• **Exercise**: Gather every line in the records below that contains the word "stress".

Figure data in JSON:
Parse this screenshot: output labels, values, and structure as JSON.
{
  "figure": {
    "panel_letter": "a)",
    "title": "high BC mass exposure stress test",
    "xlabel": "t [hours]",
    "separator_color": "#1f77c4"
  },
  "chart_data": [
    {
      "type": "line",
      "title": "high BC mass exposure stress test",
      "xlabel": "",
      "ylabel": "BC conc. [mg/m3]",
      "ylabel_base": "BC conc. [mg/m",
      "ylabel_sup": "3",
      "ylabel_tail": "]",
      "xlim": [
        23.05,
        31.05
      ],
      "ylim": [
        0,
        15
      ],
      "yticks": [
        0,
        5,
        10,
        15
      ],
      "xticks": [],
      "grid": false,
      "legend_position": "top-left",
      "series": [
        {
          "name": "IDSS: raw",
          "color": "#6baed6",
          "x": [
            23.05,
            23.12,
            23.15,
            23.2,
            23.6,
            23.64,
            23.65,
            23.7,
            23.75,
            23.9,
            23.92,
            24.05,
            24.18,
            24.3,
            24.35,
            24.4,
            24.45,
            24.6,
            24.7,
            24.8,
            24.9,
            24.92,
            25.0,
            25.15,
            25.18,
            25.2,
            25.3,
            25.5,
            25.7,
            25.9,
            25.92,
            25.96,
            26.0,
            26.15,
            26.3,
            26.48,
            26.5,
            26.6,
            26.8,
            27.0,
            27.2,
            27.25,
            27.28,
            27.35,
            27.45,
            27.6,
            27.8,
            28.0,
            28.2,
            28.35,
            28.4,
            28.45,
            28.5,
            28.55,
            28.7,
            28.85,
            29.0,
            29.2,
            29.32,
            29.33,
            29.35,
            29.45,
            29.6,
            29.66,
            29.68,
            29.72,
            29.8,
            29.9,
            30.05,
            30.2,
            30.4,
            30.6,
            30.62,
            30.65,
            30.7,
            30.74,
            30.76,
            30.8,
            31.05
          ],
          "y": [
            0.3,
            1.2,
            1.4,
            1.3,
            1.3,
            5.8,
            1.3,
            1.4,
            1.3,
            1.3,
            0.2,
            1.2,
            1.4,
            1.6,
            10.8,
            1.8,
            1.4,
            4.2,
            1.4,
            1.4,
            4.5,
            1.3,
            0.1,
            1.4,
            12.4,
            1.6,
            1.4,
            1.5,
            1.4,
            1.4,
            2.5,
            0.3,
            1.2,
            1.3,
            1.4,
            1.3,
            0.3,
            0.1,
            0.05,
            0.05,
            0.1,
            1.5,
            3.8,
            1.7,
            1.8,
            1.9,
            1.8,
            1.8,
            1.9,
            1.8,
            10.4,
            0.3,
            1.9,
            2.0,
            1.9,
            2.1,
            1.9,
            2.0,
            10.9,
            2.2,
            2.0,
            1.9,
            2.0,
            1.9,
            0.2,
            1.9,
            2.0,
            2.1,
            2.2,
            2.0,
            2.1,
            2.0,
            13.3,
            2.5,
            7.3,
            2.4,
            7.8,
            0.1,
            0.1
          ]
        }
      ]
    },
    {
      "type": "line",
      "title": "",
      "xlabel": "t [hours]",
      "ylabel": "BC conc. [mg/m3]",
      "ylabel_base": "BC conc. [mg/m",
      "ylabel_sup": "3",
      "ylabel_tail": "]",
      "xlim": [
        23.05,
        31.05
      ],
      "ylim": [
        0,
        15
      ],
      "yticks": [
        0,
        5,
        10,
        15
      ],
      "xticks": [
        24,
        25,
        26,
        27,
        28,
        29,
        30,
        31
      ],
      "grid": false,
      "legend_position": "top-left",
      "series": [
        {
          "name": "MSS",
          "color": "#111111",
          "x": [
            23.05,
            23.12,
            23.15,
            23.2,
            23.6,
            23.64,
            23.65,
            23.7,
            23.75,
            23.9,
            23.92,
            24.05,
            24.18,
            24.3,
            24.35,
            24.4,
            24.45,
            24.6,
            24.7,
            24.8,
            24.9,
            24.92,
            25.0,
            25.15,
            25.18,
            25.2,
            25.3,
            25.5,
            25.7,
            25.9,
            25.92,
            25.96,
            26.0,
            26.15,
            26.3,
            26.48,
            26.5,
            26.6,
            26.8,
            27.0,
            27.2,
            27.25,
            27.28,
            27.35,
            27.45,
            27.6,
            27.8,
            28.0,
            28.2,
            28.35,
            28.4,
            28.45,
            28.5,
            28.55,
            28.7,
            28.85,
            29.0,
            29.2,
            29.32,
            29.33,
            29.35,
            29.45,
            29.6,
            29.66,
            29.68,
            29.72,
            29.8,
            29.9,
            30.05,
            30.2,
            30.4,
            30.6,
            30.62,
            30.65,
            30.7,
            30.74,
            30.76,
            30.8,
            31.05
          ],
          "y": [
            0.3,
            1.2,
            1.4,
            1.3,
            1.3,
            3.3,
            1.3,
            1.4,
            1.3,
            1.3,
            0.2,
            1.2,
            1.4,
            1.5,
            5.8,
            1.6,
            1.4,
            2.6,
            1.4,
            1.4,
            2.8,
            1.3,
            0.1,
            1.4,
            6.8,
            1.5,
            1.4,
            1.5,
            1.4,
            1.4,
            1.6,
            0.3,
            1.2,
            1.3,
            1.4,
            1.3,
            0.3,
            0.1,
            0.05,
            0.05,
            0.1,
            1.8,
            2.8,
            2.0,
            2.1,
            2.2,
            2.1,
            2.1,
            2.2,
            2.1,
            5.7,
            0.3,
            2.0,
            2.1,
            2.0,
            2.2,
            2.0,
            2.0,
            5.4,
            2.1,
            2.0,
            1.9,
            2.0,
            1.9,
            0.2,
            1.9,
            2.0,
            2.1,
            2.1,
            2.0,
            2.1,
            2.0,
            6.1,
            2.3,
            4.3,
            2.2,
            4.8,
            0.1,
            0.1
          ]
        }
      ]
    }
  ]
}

• **Result for this exercise**:
    "title": "high BC mass exposure stress test",
      "title": "high BC mass exposure stress test",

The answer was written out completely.